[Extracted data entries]
######

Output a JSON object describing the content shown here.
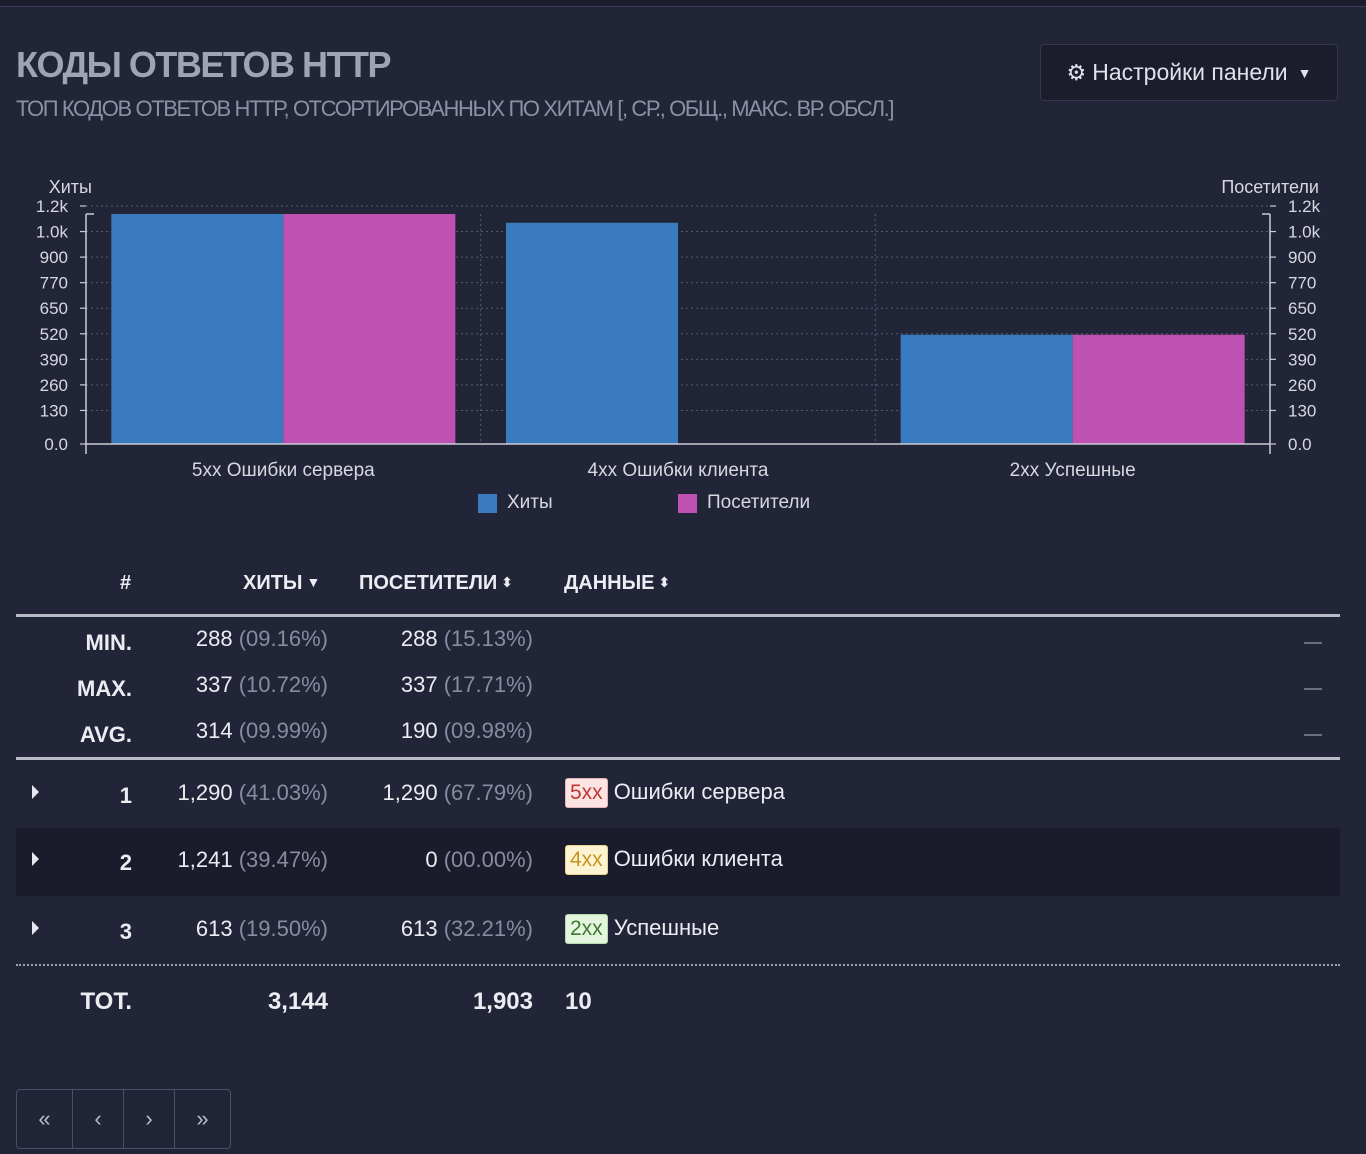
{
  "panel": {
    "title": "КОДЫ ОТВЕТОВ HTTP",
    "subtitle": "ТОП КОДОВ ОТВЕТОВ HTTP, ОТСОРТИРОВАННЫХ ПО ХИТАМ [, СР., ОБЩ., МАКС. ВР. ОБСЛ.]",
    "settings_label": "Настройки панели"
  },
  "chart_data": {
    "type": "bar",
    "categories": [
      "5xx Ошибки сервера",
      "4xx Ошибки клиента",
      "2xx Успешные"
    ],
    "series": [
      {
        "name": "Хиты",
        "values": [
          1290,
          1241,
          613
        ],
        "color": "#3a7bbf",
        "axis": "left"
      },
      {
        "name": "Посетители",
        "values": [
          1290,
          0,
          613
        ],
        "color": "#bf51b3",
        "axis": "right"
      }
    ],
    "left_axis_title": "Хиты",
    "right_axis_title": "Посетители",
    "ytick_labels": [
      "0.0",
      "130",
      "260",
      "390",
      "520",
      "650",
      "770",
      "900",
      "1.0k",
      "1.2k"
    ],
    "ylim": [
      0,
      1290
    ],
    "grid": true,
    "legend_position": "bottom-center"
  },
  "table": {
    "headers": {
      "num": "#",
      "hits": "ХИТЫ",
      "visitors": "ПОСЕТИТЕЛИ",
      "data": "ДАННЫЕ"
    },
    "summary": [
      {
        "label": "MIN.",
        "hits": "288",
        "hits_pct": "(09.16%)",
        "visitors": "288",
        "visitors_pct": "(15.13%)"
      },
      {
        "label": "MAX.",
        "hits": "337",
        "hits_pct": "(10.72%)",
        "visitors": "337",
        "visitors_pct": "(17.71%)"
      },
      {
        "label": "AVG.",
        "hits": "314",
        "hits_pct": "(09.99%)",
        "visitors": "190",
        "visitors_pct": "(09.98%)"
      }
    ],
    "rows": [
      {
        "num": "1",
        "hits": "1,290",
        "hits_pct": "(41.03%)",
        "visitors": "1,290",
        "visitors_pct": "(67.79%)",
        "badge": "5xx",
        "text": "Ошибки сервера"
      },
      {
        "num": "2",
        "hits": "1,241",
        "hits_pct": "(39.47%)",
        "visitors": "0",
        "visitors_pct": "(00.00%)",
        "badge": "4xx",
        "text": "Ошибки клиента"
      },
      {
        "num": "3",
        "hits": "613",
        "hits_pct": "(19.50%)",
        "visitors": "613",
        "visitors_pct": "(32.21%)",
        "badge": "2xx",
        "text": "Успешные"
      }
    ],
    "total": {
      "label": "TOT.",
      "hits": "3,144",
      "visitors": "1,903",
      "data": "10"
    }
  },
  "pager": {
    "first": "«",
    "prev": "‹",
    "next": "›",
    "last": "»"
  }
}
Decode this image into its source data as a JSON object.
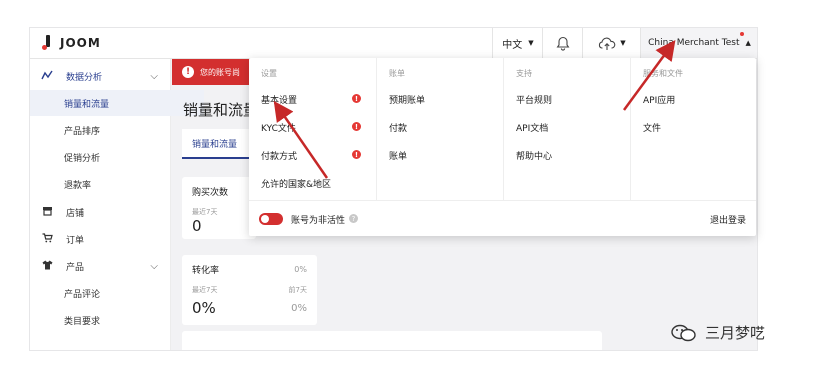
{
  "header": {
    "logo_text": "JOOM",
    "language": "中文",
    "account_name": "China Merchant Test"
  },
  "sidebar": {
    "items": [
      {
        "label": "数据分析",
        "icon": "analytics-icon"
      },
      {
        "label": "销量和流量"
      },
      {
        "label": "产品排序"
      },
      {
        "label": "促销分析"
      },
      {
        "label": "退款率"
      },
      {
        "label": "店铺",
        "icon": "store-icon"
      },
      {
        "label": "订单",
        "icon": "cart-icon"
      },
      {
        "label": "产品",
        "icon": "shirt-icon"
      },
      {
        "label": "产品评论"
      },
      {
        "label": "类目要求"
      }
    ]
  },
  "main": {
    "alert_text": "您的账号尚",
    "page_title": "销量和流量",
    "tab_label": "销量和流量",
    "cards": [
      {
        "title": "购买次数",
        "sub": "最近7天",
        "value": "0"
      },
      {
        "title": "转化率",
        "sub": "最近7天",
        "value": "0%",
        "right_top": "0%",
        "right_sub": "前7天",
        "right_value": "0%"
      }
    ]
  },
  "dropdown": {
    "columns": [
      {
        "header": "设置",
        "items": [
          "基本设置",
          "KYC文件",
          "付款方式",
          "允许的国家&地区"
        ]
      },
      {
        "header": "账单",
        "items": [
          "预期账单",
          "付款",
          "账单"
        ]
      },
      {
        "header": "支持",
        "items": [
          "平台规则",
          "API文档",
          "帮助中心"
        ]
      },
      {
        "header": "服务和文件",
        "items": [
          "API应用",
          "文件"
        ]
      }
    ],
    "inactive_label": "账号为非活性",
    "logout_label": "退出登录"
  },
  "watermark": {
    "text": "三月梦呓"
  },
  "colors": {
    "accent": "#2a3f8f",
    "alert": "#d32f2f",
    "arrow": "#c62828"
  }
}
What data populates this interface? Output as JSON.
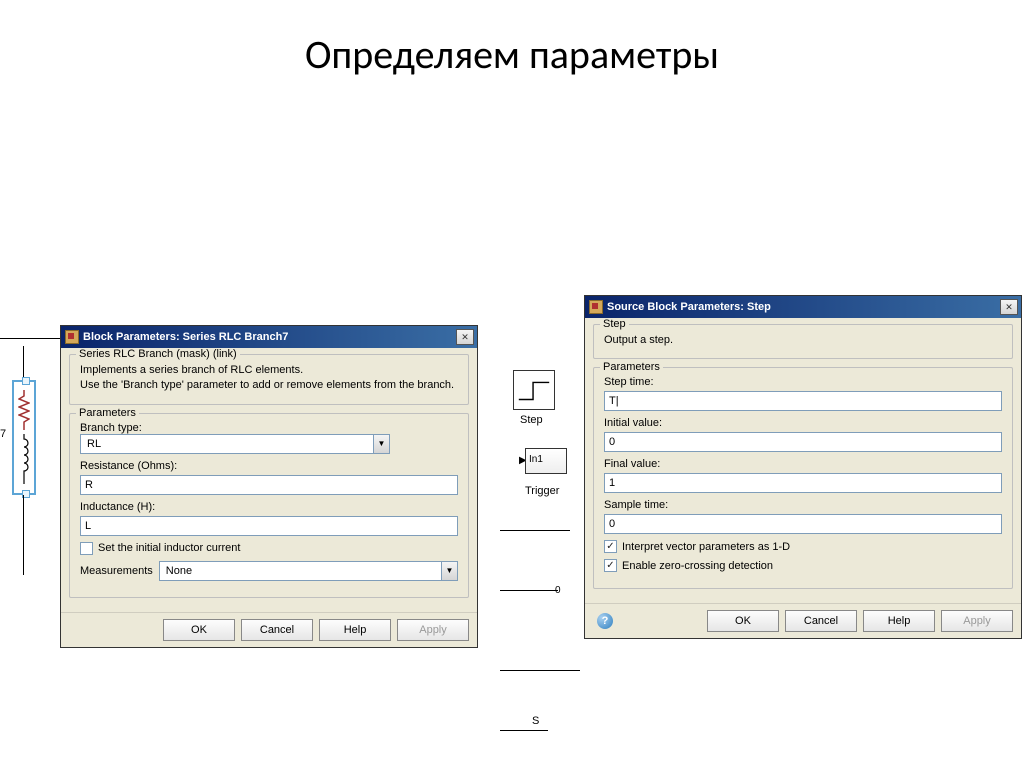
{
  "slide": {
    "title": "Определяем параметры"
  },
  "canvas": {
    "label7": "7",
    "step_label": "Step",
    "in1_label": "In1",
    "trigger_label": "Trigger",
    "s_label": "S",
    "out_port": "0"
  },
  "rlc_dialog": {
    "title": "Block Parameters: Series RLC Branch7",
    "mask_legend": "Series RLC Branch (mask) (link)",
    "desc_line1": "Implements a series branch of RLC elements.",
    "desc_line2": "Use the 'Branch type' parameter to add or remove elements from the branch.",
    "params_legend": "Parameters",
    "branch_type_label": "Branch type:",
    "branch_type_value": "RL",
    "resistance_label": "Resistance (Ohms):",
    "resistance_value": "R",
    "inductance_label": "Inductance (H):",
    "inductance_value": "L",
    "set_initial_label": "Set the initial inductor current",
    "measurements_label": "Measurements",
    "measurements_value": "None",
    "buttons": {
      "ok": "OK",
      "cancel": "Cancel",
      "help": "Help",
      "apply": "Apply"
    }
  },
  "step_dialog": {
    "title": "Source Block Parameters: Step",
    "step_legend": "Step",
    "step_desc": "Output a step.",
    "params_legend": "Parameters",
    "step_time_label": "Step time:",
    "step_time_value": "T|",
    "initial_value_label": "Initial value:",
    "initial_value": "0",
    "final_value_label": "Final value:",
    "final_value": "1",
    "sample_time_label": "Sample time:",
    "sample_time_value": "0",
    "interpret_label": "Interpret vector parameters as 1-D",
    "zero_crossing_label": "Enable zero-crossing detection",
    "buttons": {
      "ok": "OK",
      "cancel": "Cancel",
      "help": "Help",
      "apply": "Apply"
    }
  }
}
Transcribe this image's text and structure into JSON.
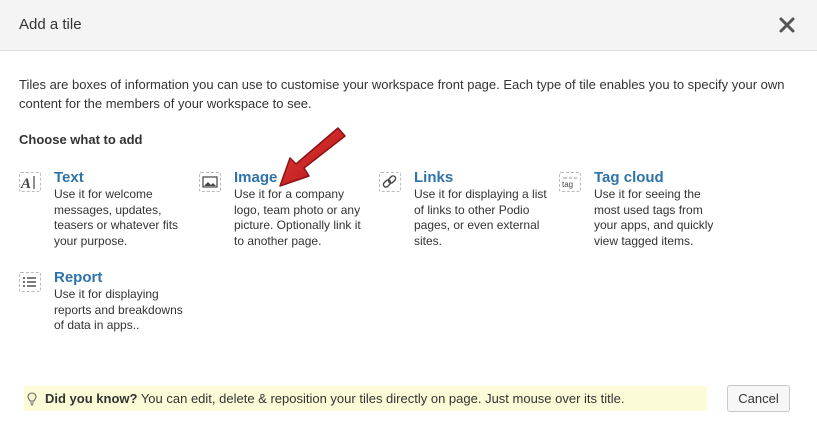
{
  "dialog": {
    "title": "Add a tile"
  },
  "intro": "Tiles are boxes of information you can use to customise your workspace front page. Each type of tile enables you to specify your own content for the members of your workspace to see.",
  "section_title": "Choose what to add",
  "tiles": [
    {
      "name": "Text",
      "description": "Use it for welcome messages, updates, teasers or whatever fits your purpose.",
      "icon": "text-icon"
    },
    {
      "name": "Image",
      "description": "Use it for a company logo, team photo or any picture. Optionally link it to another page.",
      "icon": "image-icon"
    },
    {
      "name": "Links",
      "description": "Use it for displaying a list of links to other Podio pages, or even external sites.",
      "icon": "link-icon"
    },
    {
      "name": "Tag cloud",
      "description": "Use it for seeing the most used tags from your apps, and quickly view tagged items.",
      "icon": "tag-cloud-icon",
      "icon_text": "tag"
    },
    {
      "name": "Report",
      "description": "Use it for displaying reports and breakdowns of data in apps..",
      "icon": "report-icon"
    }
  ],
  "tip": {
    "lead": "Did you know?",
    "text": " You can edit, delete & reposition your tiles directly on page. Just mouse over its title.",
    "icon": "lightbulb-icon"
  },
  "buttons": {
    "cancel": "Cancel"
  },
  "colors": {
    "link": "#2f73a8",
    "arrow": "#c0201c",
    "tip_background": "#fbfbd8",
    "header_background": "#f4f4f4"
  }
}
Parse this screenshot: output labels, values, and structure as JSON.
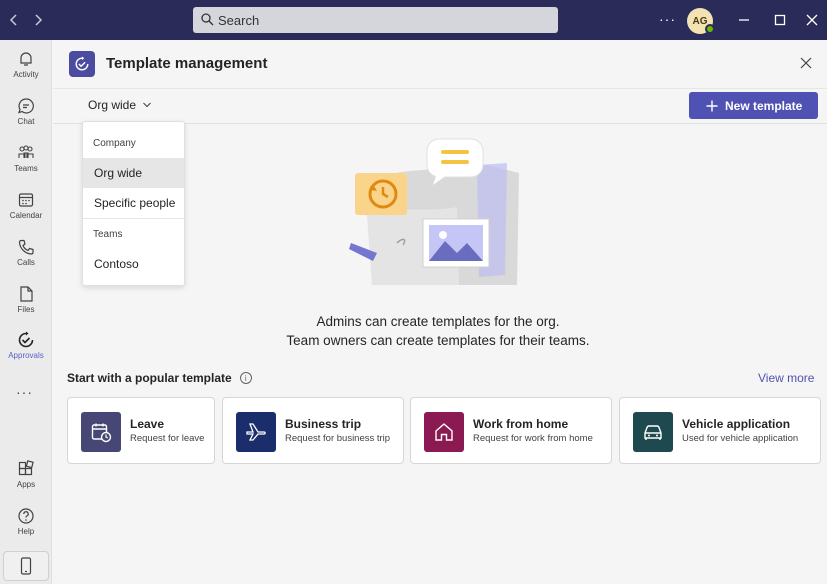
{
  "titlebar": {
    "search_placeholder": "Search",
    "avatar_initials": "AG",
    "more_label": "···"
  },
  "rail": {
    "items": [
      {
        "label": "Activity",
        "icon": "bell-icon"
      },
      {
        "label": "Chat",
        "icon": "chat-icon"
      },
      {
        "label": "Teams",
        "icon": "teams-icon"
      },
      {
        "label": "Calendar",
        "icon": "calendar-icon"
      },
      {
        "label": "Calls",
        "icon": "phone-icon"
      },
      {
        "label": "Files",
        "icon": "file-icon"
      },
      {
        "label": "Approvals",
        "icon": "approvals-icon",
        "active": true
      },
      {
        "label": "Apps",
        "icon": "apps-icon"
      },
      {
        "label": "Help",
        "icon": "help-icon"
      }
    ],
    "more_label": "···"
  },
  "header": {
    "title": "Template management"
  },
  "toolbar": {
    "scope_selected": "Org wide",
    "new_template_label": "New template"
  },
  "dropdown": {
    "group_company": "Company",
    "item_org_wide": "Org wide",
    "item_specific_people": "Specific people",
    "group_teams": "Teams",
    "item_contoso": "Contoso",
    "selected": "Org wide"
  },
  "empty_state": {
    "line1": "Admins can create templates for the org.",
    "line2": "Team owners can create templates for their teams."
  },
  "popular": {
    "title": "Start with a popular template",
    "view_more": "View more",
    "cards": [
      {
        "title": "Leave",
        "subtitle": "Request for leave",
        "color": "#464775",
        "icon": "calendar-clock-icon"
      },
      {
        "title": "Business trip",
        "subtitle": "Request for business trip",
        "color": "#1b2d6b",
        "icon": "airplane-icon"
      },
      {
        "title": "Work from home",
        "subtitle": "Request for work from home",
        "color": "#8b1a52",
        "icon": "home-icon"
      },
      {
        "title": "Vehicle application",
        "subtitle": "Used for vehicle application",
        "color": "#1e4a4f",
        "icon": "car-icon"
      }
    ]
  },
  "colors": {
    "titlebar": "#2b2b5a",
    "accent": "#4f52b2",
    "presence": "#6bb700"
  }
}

######

# Task to complete
Write out every line of the preceding listing that contains "create".

# Full answer
    "line1": "Admins can create templates for the org.",
    "line2": "Team owners can create templates for their teams."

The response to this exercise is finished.